**Given request**
Restate all the material verbatim, except for the pictures.

BEGIN Data records

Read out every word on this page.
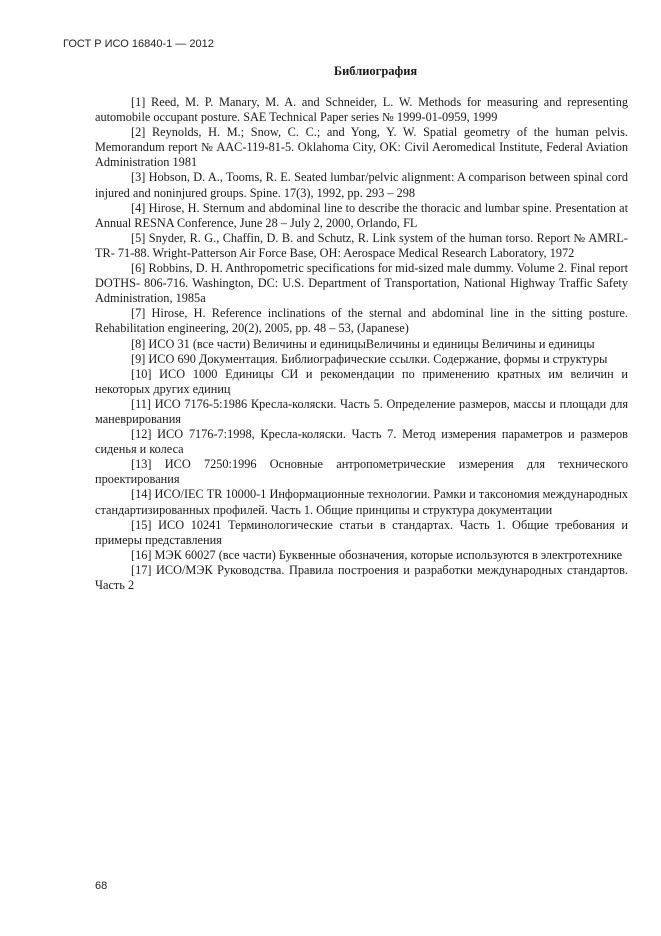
ГОСТ Р ИСО 16840-1 — 2012
Библиография

[1] Reed, M. P. Manary, M. A. and Schneider, L. W. Methods for measuring and representing automobile occupant posture. SAE Technical Paper series № 1999-01-0959, 1999

[2] Reynolds, H. M.; Snow, C. C.; and Yong, Y. W. Spatial geometry of the human pelvis. Memorandum report № AAC-119-81-5. Oklahoma City, OK: Civil Aeromedical Institute, Federal Aviation Administration 1981

[3] Hobson, D. A., Tooms, R. E. Seated lumbar/pelvic alignment: A comparison between spinal cord injured and noninjured groups. Spine. 17(3), 1992, pp. 293 – 298

[4] Hirose, H. Sternum and abdominal line to describe the thoracic and lumbar spine. Presentation at Annual RESNA Conference, June 28 – July 2, 2000, Orlando, FL

[5] Snyder, R. G., Chaffin, D. B. and Schutz, R. Link system of the human torso. Report № AMRL-TR- 71-88. Wright-Patterson Air Force Base, OH: Aerospace Medical Research Laboratory, 1972

[6] Robbins, D. H. Anthropometric specifications for mid-sized male dummy. Volume 2. Final report DOTHS- 806-716. Washington, DC: U.S. Department of Transportation, National Highway Traffic Safety Administration, 1985a

[7] Hirose, H. Reference inclinations of the sternal and abdominal line in the sitting posture. Rehabilitation engineering, 20(2), 2005, pp. 48 – 53, (Japanese)

[8] ИСО 31 (все части) Величины и единицыВеличины и единицы Величины и единицы

[9] ИСО 690 Документация. Библиографические ссылки. Содержание, формы и структуры

[10] ИСО 1000 Единицы СИ и рекомендации по применению кратных им величин и некоторых других единиц

[11] ИСО 7176-5:1986 Кресла-коляски. Часть 5. Определение размеров, массы и площади для маневрирования

[12] ИСО 7176-7:1998, Кресла-коляски. Часть 7. Метод измерения параметров и размеров сиденья и колеса

[13] ИСО 7250:1996 Основные антропометрические измерения для технического проектирования

[14] ИСО/IEC TR 10000-1 Информационные технологии. Рамки и таксономия международных стандартизированных профилей. Часть 1. Общие принципы и структура документации

[15] ИСО 10241 Терминологические статьи в стандартах. Часть 1. Общие требования и примеры представления

[16] МЭК 60027 (все части) Буквенные обозначения, которые используются в электротехнике

[17] ИСО/МЭК Руководства. Правила построения и разработки международных стандартов. Часть 2

68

END Data records

**Correct response**
Read out every word on this page.
ГОСТ Р ИСО 16840-1 — 2012
Библиография

[1] Reed, M. P. Manary, M. A. and Schneider, L. W. Methods for measuring and representing automobile occupant posture. SAE Technical Paper series № 1999-01-0959, 1999

[2] Reynolds, H. M.; Snow, C. C.; and Yong, Y. W. Spatial geometry of the human pelvis. Memorandum report № AAC-119-81-5. Oklahoma City, OK: Civil Aeromedical Institute, Federal Aviation Administration 1981

[3] Hobson, D. A., Tooms, R. E. Seated lumbar/pelvic alignment: A comparison between spinal cord injured and noninjured groups. Spine. 17(3), 1992, pp. 293 – 298

[4] Hirose, H. Sternum and abdominal line to describe the thoracic and lumbar spine. Presentation at Annual RESNA Conference, June 28 – July 2, 2000, Orlando, FL

[5] Snyder, R. G., Chaffin, D. B. and Schutz, R. Link system of the human torso. Report № AMRL-TR- 71-88. Wright-Patterson Air Force Base, OH: Aerospace Medical Research Laboratory, 1972

[6] Robbins, D. H. Anthropometric specifications for mid-sized male dummy. Volume 2. Final report DOTHS- 806-716. Washington, DC: U.S. Department of Transportation, National Highway Traffic Safety Administration, 1985a

[7] Hirose, H. Reference inclinations of the sternal and abdominal line in the sitting posture. Rehabilitation engineering, 20(2), 2005, pp. 48 – 53, (Japanese)

[8] ИСО 31 (все части) Величины и единицыВеличины и единицы Величины и единицы

[9] ИСО 690 Документация. Библиографические ссылки. Содержание, формы и структуры

[10] ИСО 1000 Единицы СИ и рекомендации по применению кратных им величин и некоторых других единиц

[11] ИСО 7176-5:1986 Кресла-коляски. Часть 5. Определение размеров, массы и площади для маневрирования

[12] ИСО 7176-7:1998, Кресла-коляски. Часть 7. Метод измерения параметров и размеров сиденья и колеса

[13] ИСО 7250:1996 Основные антропометрические измерения для технического проектирования

[14] ИСО/IEC TR 10000-1 Информационные технологии. Рамки и таксономия международных стандартизированных профилей. Часть 1. Общие принципы и структура документации

[15] ИСО 10241 Терминологические статьи в стандартах. Часть 1. Общие требования и примеры представления

[16] МЭК 60027 (все части) Буквенные обозначения, которые используются в электротехнике

[17] ИСО/МЭК Руководства. Правила построения и разработки международных стандартов. Часть 2

68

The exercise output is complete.